Extrait fourni:
En vacances dans le Grand Nord canadien, Jeff, Aliocha et Max se cherchent dans les vents contraires de l’adolescence quand, face à eux, deux adultes se déchirent avec une puérilité risible. Ces échanges sous haute tension contrastent avec l’immobilité majestueuse de l’endroit où ils ont posé bagage, jusqu’à ce que la nature ne finisse, elle aussi, par être gagnée par l’électricité…

En 2019, Philippe Lesage livrait Genèse, un triptyque délicat sur l’amorce de l’amour, porté par de jeunes interprètes troublants, dont Noée Abita. À ce regard inspiré sur la jeunesse, le réalisateur québécois adjoint ici une variation sur les vacillements de l’âge adulte. L’entame du film fait la part belle aux faux démarrages – une voiture qui, à répétition, s’arrête puis repart ; un retard conséquent qui cloue les personnages au sol avant un vol –, comme pour annoncer l’arythmie qui s’est installée entre Blake (Arieh Worthalter) et Albert (Paul Ahmarani, virtuose), un réalisateur et un scénariste qui n’ont plus collaboré depuis plusieurs années après une période de succès en duo.

Matériel fourni:
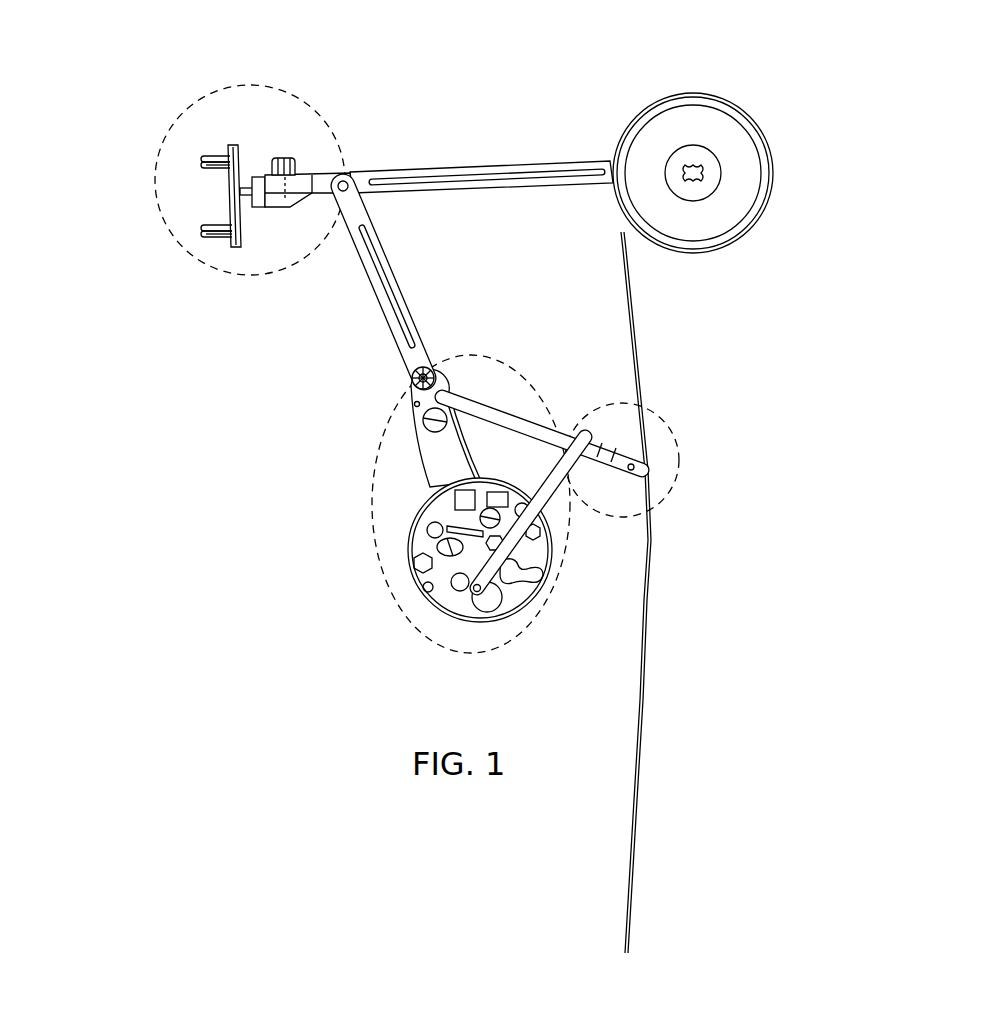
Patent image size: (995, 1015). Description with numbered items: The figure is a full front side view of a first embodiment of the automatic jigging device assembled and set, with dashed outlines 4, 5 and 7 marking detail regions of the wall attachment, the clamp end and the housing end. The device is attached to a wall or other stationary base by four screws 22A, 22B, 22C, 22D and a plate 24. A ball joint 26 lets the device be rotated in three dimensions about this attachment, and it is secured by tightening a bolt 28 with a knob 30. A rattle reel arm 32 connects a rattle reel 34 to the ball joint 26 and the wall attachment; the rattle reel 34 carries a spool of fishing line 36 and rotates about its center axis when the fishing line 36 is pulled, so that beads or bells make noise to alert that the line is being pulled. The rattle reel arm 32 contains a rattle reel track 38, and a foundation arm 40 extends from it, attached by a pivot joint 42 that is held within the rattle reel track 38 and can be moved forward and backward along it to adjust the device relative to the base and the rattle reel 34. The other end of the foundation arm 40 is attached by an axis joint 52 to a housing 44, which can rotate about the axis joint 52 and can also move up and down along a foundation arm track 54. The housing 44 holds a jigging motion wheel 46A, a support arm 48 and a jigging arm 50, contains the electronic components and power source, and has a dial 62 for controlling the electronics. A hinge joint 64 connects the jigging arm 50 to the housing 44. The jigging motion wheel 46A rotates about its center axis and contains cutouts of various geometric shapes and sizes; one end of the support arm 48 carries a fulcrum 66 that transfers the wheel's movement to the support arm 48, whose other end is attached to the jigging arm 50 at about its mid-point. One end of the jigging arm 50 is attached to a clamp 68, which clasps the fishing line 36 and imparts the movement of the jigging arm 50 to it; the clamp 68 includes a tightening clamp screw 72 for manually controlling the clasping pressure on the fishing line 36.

Votre objectif:
Rédigez la suite de l'extrait fourni sur le film de Philippe Lesage, à partir de sa dernière phrase.

Réponse attendue:
Ces temporalités discordantes, qui disent aussi une fracture entre deux métiers pourtant liés l’un à l’autre, culminent dans les scènes de repas, joutes dont le cinéma québécois a décidément le secret – on pense, récemment, à Simple comme Sylvain de Monia Chokri et à Falcon Lake de Charlotte Le Bon. Dans ces conversations, empêchées par les éclats d’ego, de remords, d’amertume et une affection meurtrie, se racontent des masculinités encore empêtrées dans leurs oripeaux, en voie de mutation, dans une recherche de ce qu’elles pourraient bien devenir.

 Les deux amis peuvent-ils encore trouver un dialogue commun, s’affranchir de tropes éculés ? Comme le feu interroge ses personnages dans ce qu’ils sont à eux-mêmes – profitant allègrement de la dilatation du temps amenée par les vacances – et regarde la possibilité, à travers ces derniers, de faire exister des récits neufs, où ils interagissent de manière insolite. Sans cesse relancé par des idées de mise en scène étonnantes, où se love souvent le thriller, le film fait exister tous ses personnages, n’en laissant jamais aucun sur le bas-côté.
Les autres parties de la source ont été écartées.